### DESCRIPTION OF THE TASK
Note how many lines include the word "opens", and give that number by itself.

Data excerpts
──────────

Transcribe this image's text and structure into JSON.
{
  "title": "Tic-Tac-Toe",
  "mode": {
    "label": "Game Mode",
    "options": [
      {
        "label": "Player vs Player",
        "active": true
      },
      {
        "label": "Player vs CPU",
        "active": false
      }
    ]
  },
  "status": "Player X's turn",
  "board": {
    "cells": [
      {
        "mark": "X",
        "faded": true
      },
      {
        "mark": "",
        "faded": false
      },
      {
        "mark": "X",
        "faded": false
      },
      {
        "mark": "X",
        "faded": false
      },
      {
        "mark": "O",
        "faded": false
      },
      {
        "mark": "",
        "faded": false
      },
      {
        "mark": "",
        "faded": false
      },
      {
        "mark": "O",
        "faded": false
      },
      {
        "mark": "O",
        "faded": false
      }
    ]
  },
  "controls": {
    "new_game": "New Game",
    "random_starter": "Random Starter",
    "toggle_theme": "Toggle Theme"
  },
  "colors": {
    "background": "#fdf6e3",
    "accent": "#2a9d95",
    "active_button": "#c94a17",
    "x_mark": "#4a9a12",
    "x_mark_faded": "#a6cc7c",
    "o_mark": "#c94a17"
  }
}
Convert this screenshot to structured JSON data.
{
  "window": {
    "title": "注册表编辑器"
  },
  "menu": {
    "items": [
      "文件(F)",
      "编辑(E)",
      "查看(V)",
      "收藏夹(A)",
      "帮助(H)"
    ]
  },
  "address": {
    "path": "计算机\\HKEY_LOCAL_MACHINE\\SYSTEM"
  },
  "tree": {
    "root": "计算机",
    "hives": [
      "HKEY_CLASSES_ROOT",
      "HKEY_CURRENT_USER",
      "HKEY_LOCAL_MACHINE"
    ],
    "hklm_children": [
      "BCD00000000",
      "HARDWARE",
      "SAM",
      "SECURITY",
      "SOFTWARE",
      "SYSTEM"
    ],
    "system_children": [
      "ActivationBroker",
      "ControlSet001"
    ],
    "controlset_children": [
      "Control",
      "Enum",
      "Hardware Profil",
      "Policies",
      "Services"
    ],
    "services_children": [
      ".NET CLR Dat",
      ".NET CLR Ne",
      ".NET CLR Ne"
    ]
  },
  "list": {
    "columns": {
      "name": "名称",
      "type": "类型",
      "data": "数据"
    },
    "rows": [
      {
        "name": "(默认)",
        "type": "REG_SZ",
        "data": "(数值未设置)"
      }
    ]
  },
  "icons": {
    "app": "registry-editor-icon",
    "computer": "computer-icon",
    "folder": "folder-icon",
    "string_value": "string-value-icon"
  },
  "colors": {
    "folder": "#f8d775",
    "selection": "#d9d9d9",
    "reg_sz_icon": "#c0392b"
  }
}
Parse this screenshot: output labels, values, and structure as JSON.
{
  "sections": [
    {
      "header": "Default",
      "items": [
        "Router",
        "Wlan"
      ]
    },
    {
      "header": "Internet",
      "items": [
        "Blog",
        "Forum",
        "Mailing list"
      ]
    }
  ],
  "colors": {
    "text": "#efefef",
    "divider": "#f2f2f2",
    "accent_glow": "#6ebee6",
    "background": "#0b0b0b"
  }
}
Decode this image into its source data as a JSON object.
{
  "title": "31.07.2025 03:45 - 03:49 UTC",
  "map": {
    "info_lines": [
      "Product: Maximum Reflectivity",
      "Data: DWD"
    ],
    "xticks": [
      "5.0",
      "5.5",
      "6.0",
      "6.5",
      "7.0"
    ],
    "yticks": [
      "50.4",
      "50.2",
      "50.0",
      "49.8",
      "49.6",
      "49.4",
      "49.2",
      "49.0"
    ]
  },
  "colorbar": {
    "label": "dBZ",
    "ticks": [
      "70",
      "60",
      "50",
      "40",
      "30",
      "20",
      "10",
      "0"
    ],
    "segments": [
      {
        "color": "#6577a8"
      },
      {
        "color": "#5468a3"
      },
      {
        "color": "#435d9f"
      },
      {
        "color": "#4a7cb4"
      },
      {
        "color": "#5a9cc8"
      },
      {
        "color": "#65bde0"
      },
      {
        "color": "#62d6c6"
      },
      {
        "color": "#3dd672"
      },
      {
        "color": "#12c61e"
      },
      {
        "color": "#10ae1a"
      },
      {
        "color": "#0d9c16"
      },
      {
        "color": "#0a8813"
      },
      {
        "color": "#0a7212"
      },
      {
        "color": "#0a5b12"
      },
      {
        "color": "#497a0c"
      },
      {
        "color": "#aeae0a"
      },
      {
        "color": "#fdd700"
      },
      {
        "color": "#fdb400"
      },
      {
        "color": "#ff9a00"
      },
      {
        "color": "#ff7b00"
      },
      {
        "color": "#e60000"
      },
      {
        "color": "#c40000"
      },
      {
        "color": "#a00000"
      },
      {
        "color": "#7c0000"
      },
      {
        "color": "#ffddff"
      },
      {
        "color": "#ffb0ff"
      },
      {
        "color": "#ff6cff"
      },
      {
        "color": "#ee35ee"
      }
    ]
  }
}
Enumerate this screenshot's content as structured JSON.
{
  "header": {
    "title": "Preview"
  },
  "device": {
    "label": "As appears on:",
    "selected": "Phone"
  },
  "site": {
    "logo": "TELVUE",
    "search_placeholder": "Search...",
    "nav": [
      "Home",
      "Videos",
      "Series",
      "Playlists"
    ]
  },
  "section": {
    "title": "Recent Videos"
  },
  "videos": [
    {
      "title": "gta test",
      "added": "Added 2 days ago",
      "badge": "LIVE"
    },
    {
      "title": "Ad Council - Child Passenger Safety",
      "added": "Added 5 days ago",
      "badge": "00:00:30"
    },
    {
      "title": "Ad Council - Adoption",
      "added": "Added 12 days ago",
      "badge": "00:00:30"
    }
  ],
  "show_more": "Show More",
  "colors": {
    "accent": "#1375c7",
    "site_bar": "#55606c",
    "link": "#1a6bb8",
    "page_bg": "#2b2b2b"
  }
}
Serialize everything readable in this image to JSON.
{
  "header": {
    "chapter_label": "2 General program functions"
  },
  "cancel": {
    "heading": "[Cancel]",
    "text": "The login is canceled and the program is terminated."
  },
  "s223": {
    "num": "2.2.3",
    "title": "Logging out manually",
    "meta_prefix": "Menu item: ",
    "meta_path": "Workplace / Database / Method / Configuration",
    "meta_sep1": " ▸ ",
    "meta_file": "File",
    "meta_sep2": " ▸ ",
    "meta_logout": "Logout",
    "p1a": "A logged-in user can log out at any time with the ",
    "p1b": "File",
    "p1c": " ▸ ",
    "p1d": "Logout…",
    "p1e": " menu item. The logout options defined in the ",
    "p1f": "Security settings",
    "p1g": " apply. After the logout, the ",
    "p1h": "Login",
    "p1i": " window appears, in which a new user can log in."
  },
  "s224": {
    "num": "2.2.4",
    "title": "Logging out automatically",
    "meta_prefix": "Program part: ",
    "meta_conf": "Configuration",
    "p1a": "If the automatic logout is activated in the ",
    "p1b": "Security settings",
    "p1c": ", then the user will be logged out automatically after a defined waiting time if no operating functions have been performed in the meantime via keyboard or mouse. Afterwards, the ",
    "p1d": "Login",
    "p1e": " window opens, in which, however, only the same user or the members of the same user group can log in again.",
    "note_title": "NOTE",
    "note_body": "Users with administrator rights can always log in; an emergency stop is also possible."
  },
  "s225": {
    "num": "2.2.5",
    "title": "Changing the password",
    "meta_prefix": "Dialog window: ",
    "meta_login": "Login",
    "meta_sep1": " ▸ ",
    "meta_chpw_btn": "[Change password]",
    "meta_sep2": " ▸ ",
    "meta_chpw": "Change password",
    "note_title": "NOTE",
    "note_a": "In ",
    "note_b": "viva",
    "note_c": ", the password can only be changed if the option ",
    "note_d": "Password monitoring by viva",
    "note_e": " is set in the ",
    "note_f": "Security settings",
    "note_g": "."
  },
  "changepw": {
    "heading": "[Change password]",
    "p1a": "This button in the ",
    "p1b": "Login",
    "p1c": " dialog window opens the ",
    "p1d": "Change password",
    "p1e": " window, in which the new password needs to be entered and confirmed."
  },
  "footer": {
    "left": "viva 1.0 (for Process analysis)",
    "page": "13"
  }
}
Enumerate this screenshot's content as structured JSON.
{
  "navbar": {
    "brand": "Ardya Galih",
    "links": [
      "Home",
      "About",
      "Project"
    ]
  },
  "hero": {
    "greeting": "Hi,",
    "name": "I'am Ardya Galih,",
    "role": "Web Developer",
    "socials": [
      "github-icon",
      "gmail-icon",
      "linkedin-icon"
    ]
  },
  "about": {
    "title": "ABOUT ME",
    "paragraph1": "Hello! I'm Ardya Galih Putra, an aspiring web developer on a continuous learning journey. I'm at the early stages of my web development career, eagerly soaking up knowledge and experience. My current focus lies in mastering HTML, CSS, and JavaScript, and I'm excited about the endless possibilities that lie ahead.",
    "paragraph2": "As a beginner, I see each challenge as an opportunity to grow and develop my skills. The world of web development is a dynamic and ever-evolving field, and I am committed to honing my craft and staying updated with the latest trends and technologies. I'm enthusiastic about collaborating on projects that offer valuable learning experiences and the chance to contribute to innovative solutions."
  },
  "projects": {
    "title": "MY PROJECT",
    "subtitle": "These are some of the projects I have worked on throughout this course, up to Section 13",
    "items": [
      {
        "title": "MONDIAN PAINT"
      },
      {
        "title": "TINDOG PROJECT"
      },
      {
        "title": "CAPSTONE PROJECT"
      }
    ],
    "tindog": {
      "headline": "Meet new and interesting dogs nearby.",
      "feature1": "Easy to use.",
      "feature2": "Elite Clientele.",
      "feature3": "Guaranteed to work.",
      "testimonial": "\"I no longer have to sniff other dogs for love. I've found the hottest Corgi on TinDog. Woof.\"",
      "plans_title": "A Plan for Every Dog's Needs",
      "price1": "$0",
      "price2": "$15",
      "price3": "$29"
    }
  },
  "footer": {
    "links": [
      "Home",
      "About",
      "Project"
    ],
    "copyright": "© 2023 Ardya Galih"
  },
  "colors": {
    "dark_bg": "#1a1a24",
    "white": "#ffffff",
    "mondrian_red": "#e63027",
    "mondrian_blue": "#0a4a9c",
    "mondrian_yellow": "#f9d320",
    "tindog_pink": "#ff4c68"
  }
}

──────────

### ANSWER TO THIS EXERCISE
2